Figure data in JSON:

□ □ □ □ □ □ □

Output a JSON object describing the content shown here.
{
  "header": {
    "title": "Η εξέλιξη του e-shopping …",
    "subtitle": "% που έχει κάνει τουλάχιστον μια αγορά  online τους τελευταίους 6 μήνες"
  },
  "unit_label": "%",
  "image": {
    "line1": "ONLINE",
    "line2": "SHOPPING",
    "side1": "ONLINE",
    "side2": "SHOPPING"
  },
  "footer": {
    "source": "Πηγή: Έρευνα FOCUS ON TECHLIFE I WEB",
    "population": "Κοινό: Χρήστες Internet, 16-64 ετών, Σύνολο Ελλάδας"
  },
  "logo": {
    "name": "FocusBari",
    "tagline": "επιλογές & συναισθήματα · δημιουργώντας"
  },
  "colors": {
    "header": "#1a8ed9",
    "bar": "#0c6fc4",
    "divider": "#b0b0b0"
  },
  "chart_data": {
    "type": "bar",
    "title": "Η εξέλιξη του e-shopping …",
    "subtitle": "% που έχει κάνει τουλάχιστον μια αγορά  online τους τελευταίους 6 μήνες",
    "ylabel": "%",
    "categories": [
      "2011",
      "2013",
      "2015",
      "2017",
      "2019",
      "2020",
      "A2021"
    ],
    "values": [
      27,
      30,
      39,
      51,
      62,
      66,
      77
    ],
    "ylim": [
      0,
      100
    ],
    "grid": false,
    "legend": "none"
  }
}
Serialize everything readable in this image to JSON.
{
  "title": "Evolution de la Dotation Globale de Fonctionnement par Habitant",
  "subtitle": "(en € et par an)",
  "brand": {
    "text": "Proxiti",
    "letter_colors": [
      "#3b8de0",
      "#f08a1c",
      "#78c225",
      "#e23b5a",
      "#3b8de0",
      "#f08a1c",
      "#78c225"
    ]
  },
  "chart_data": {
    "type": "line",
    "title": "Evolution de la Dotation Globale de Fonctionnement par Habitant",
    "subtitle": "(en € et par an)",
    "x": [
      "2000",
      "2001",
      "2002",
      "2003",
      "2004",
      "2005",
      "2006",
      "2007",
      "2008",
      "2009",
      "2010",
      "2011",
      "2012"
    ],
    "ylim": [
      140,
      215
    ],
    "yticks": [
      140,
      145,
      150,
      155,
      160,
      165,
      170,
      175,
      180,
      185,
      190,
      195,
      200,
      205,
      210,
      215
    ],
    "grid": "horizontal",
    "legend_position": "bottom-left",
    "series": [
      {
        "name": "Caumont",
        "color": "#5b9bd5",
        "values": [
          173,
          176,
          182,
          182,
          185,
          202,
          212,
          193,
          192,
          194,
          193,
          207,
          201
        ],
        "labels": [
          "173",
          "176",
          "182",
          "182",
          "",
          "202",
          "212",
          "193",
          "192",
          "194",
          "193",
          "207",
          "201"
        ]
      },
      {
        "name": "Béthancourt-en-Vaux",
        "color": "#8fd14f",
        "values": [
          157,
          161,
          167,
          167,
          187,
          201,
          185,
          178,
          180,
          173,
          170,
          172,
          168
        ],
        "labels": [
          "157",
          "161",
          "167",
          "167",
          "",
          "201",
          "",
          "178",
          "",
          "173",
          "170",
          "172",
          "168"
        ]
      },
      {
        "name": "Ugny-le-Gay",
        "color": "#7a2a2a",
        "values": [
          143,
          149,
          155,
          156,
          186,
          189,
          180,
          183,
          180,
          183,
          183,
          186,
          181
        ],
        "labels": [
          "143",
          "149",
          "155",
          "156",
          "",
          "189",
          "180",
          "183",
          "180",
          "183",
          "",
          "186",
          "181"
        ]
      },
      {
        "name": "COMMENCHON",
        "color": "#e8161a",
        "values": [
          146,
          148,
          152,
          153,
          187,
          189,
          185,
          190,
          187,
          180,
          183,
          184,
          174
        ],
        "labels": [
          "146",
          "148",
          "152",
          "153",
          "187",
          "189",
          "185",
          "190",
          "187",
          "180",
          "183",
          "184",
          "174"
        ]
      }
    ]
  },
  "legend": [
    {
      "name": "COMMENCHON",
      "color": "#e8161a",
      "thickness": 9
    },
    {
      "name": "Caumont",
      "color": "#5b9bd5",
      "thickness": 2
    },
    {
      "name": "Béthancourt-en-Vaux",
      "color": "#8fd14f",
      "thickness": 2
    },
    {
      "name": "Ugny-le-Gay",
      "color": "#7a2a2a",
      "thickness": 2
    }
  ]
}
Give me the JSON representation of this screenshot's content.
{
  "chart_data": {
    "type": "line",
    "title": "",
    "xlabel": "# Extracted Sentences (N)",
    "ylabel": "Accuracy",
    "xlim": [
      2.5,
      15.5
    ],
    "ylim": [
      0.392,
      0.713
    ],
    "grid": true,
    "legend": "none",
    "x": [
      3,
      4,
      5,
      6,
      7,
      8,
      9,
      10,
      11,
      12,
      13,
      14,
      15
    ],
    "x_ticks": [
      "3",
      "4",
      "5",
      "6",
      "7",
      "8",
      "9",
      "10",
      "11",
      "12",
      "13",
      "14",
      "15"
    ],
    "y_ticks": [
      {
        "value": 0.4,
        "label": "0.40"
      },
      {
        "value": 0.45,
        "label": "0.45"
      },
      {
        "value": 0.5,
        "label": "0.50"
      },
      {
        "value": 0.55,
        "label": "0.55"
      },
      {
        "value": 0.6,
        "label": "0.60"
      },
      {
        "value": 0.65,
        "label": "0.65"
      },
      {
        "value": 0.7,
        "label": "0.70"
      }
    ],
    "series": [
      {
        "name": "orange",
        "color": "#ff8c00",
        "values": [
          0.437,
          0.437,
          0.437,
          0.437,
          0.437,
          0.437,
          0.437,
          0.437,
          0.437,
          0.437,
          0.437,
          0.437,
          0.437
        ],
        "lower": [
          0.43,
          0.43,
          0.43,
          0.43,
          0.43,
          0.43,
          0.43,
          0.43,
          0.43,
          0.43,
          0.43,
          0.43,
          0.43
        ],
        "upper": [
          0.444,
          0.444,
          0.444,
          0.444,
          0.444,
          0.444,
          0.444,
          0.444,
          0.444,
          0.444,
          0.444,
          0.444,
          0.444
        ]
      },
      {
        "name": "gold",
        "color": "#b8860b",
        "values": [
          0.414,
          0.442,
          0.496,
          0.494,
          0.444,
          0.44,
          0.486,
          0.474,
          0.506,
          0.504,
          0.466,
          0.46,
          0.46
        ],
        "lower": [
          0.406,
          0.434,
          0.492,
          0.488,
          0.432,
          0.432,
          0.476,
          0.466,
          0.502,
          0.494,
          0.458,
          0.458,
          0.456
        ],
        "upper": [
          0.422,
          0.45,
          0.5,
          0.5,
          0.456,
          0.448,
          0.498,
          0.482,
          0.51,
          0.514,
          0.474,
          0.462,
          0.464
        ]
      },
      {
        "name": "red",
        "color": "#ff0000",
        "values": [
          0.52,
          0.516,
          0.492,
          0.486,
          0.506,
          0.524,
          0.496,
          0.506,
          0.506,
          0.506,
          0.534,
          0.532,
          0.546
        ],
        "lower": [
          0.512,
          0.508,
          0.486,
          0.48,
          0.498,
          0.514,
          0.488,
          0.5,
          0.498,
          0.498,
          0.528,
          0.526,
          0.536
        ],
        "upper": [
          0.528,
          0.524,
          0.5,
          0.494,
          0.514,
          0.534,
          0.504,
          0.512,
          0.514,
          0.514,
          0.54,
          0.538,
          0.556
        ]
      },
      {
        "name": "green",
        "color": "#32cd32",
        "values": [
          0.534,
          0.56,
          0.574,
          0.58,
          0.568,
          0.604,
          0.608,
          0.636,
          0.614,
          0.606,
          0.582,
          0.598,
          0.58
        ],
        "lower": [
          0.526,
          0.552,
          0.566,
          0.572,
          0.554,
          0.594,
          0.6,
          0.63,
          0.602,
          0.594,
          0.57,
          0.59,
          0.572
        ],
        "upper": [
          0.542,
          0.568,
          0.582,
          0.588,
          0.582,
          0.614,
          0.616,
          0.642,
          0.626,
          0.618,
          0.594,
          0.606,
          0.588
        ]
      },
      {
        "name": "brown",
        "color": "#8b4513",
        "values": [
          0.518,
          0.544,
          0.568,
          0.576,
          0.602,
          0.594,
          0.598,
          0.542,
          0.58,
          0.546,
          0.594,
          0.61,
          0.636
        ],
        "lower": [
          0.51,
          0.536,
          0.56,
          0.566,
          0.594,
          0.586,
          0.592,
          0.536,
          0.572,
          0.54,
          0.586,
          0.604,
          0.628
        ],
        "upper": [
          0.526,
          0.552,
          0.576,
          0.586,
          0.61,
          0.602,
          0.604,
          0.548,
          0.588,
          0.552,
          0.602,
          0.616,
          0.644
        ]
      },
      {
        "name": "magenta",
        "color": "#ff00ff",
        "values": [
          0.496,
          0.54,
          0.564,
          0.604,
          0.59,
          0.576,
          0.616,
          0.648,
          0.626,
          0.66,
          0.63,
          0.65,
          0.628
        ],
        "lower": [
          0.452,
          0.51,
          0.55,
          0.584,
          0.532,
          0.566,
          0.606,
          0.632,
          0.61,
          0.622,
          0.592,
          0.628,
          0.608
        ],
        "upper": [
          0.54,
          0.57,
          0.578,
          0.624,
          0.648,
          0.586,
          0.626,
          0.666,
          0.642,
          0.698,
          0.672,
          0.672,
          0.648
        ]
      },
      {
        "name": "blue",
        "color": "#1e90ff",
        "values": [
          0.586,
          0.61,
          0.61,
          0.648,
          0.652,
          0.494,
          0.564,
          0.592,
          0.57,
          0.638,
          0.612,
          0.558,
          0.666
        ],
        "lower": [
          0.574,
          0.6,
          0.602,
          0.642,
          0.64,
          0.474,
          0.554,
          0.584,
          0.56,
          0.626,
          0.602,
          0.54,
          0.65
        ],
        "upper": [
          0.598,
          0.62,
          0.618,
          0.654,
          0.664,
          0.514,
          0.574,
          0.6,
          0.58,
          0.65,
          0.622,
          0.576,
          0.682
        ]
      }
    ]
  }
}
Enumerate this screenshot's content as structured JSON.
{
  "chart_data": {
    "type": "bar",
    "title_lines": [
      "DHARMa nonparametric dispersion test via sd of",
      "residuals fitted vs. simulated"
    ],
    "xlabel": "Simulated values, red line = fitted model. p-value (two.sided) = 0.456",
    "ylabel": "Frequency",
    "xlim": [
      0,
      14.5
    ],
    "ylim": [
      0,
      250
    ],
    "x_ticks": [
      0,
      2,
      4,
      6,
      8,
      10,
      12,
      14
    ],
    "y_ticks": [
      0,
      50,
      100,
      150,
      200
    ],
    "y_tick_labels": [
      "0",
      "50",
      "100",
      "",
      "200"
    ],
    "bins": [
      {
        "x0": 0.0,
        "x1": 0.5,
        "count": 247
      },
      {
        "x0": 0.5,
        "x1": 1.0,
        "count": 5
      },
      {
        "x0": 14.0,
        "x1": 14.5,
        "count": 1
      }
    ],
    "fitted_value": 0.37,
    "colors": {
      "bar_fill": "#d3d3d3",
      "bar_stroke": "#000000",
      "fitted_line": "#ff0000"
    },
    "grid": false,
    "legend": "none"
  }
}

□ □ □ □ □ □ □

WHAT YOU NEED TO DO: Copy out every line where the word "μήνες" occurs.

SOLUTION TO THIS EXERCISE:
    "subtitle": "% που έχει κάνει τουλάχιστον μια αγορά  online τους τελευταίους 6 μήνες"
    "subtitle": "% που έχει κάνει τουλάχιστον μια αγορά  online τους τελευταίους 6 μήνες",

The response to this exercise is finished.